ITEMS –

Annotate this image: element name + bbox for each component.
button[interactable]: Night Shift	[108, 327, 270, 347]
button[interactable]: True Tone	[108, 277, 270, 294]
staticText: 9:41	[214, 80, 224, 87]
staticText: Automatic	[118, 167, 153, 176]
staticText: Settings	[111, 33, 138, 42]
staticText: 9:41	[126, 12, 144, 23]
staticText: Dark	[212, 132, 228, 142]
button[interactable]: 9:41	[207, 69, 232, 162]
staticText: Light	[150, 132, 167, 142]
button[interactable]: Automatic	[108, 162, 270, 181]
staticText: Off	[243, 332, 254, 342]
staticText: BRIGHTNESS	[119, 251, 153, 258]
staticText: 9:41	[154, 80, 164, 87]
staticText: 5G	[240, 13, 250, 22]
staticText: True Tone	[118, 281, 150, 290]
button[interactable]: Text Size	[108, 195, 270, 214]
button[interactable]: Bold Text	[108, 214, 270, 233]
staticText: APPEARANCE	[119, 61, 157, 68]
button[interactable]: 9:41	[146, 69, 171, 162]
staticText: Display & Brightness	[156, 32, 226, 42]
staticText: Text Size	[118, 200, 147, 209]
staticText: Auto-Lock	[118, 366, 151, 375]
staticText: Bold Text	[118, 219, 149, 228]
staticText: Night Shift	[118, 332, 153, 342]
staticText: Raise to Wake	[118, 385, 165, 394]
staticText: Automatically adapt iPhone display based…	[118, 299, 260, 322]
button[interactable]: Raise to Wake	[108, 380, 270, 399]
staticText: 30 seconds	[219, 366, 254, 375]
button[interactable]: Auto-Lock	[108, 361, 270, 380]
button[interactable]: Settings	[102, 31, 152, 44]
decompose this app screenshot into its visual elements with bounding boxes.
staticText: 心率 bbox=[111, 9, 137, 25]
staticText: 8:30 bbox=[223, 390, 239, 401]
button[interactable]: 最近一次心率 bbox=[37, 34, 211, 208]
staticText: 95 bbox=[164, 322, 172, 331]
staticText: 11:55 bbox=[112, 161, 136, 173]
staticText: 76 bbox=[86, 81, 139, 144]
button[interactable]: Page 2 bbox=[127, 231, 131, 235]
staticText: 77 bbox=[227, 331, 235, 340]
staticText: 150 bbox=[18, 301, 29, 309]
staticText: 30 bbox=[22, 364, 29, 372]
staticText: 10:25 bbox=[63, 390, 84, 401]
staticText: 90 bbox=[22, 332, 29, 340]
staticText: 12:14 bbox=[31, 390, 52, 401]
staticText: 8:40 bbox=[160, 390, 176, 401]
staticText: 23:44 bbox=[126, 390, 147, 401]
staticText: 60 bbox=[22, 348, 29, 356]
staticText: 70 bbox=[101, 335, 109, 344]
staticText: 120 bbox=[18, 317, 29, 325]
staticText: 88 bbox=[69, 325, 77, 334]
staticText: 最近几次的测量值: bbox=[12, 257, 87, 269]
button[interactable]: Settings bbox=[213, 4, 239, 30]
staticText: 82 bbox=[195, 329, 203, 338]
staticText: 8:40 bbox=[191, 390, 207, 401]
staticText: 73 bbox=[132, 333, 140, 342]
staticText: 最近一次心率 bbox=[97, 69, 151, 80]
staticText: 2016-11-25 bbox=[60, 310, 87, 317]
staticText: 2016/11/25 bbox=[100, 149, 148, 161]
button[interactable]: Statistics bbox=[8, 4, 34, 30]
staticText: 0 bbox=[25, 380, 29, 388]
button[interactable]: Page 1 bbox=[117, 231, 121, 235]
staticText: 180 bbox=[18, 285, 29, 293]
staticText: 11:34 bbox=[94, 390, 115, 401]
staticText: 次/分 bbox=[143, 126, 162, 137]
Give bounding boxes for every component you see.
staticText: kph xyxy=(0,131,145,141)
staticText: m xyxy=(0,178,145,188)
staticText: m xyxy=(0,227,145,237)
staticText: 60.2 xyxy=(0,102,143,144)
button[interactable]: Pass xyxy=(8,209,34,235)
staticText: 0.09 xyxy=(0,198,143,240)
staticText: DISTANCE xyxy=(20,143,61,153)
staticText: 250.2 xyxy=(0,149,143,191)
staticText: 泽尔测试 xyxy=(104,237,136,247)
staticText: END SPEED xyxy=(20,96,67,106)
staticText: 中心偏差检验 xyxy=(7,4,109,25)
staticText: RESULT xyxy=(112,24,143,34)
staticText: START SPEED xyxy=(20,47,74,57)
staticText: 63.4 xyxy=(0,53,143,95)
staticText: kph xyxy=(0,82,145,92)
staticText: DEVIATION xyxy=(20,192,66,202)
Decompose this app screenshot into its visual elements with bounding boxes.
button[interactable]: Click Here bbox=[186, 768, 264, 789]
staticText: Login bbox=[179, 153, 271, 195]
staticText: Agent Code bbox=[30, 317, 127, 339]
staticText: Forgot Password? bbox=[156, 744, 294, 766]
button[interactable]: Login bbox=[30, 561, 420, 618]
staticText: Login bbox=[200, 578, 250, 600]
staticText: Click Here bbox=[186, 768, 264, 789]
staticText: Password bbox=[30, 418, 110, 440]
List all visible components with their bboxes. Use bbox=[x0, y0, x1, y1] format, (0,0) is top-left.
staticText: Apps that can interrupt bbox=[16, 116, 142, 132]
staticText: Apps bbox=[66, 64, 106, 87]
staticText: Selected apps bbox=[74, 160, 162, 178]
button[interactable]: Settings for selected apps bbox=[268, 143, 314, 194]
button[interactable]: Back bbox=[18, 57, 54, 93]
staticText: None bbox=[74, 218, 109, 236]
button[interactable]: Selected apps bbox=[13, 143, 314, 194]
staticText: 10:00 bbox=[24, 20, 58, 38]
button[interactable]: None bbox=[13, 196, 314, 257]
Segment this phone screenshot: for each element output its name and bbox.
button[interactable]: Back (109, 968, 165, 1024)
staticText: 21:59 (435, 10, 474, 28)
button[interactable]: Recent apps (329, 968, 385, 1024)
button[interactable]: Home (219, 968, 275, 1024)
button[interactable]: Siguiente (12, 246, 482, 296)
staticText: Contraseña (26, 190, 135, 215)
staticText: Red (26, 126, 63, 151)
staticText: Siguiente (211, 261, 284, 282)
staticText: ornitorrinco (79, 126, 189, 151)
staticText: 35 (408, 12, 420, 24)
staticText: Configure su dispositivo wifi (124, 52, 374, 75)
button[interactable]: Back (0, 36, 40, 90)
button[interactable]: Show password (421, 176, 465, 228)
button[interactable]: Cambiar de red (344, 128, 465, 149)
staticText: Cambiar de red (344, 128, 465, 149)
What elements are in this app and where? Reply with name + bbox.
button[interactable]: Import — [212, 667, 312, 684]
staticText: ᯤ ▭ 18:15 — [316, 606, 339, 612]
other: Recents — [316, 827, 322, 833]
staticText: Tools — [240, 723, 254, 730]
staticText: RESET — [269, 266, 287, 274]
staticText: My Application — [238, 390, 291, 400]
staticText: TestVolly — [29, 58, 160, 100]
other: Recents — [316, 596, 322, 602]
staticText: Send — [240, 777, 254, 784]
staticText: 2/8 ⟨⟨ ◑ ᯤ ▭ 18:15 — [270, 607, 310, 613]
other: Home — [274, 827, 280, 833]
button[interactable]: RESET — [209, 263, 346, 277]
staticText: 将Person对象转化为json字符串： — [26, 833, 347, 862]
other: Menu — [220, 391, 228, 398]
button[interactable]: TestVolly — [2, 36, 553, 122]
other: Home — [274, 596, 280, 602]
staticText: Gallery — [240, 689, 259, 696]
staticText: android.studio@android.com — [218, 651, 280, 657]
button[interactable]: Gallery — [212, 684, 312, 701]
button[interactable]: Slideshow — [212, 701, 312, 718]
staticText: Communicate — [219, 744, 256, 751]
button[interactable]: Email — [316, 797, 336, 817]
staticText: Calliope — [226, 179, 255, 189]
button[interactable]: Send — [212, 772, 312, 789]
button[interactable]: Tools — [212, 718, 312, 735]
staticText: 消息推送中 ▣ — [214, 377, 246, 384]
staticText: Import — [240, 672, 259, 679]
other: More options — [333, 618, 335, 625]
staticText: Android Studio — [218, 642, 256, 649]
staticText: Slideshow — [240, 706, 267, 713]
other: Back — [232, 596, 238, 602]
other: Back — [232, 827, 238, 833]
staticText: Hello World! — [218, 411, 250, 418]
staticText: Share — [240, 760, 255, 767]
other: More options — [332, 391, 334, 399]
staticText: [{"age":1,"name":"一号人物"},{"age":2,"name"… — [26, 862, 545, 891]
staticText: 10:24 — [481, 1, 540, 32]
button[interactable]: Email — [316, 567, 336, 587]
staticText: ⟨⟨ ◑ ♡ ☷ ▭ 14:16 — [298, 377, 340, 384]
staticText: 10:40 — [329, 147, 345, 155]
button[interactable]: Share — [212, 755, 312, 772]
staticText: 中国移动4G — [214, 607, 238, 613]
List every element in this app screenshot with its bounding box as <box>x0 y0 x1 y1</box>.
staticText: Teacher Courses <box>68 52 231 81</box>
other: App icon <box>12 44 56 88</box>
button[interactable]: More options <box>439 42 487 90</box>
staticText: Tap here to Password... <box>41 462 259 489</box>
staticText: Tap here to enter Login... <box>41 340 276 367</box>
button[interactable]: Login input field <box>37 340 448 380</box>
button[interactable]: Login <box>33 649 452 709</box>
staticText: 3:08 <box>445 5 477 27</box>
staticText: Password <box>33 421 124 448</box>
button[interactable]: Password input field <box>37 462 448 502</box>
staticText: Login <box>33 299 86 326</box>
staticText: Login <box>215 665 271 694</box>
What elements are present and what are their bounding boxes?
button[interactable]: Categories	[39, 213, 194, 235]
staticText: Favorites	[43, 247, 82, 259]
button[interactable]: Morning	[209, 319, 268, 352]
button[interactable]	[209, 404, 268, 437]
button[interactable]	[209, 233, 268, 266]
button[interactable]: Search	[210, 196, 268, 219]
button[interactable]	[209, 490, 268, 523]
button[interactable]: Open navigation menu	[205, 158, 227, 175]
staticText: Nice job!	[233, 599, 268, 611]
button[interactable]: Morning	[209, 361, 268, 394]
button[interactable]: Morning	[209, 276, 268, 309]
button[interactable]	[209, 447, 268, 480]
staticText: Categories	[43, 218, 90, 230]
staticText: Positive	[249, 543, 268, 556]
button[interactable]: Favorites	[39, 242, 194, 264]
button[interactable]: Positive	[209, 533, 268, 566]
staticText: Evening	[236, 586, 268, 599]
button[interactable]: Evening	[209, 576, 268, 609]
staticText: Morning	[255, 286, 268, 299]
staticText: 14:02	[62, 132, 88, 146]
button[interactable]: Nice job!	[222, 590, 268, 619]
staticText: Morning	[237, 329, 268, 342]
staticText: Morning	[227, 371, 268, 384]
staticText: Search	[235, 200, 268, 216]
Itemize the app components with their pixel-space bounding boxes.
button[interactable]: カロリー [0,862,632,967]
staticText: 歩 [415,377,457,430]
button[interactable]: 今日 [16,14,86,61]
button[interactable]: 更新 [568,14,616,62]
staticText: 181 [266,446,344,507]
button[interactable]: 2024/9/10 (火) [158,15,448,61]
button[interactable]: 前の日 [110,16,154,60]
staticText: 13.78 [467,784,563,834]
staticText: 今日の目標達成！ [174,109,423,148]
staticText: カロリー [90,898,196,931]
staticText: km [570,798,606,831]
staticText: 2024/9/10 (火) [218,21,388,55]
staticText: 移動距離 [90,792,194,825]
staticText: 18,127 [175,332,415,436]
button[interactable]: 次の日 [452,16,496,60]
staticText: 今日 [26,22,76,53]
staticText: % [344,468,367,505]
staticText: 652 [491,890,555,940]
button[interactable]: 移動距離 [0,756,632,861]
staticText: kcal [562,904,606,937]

DIRECTIVE – List every line of the material above that contains the string "Evening", copying each line in full. Treat the match as case-sensitive.

EXPECTED ANSWER –
staticText: Evening	[236, 586, 268, 599]
button[interactable]: Evening	[209, 576, 268, 609]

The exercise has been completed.